(Data records)
____________
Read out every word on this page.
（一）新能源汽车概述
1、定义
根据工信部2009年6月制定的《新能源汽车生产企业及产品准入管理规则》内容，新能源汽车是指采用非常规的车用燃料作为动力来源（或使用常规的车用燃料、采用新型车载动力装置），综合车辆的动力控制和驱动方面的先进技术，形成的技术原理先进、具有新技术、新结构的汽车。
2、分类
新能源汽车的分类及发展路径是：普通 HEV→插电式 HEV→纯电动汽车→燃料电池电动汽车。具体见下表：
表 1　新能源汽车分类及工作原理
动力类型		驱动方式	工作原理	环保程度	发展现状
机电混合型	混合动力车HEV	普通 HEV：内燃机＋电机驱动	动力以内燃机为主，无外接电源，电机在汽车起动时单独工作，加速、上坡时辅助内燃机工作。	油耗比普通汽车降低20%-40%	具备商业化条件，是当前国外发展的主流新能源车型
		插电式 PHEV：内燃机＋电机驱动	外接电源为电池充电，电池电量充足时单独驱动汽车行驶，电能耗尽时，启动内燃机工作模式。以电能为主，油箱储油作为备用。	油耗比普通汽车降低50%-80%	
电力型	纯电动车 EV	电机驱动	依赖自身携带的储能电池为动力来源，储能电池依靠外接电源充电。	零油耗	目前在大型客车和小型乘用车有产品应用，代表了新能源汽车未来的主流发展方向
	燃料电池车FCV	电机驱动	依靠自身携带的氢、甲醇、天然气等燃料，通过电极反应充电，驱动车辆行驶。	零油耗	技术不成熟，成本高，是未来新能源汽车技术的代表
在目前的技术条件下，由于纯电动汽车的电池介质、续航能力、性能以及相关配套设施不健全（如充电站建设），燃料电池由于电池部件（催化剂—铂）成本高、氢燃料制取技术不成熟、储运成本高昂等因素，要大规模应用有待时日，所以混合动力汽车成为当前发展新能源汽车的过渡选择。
____________
» To be done
Go through the data and return every record exactly.

» Exercise response
Read out every word on this page.
（一）新能源汽车概述
1、定义
根据工信部2009年6月制定的《新能源汽车生产企业及产品准入管理规则》内容，新能源汽车是指采用非常规的车用燃料作为动力来源（或使用常规的车用燃料、采用新型车载动力装置），综合车辆的动力控制和驱动方面的先进技术，形成的技术原理先进、具有新技术、新结构的汽车。
2、分类
新能源汽车的分类及发展路径是：普通 HEV→插电式 HEV→纯电动汽车→燃料电池电动汽车。具体见下表：
表 1　新能源汽车分类及工作原理
动力类型		驱动方式	工作原理	环保程度	发展现状
机电混合型	混合动力车HEV	普通 HEV：内燃机＋电机驱动	动力以内燃机为主，无外接电源，电机在汽车起动时单独工作，加速、上坡时辅助内燃机工作。	油耗比普通汽车降低20%-40%	具备商业化条件，是当前国外发展的主流新能源车型
		插电式 PHEV：内燃机＋电机驱动	外接电源为电池充电，电池电量充足时单独驱动汽车行驶，电能耗尽时，启动内燃机工作模式。以电能为主，油箱储油作为备用。	油耗比普通汽车降低50%-80%	
电力型	纯电动车 EV	电机驱动	依赖自身携带的储能电池为动力来源，储能电池依靠外接电源充电。	零油耗	目前在大型客车和小型乘用车有产品应用，代表了新能源汽车未来的主流发展方向
	燃料电池车FCV	电机驱动	依靠自身携带的氢、甲醇、天然气等燃料，通过电极反应充电，驱动车辆行驶。	零油耗	技术不成熟，成本高，是未来新能源汽车技术的代表
在目前的技术条件下，由于纯电动汽车的电池介质、续航能力、性能以及相关配套设施不健全（如充电站建设），燃料电池由于电池部件（催化剂—铂）成本高、氢燃料制取技术不成熟、储运成本高昂等因素，要大规模应用有待时日，所以混合动力汽车成为当前发展新能源汽车的过渡选择。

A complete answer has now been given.